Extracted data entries

————————

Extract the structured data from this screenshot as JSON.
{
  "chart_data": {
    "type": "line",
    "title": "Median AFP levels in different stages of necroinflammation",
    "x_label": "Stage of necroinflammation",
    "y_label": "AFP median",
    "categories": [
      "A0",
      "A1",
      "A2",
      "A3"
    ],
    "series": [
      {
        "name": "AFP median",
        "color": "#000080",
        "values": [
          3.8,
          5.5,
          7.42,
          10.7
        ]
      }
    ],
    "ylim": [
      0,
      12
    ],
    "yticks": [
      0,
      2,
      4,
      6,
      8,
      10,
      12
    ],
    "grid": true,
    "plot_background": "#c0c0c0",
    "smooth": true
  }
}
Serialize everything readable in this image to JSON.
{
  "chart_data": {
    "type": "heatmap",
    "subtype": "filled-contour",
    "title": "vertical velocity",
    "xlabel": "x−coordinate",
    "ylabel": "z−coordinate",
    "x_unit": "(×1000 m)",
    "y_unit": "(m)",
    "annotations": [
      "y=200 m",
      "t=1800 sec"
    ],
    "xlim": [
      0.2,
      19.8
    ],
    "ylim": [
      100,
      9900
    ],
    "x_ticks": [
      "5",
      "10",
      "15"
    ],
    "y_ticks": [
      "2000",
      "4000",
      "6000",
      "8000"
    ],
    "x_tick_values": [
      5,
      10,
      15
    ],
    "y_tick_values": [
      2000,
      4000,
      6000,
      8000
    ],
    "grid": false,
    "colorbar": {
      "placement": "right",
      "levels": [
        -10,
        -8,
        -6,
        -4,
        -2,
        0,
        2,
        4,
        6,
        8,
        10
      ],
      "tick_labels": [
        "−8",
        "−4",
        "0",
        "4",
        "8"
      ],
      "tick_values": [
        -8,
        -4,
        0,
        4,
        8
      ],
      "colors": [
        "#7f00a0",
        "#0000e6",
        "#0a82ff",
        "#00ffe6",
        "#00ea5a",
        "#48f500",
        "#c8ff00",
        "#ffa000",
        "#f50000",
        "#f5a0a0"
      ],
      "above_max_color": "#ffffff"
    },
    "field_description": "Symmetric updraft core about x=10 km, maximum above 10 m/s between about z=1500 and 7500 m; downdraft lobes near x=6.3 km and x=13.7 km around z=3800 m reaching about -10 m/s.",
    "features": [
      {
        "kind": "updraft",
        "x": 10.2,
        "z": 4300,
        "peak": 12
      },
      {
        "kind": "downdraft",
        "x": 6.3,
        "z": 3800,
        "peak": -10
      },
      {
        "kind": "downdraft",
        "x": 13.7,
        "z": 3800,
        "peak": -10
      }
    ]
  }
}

————————

* _WHAT YOU SHOULD DO_:
Search the entries for the word "necroinflammation" and copy every line that has it.

* _SOLUTION BELOW_:
    "title": "Median AFP levels in different stages of necroinflammation",
    "x_label": "Stage of necroinflammation",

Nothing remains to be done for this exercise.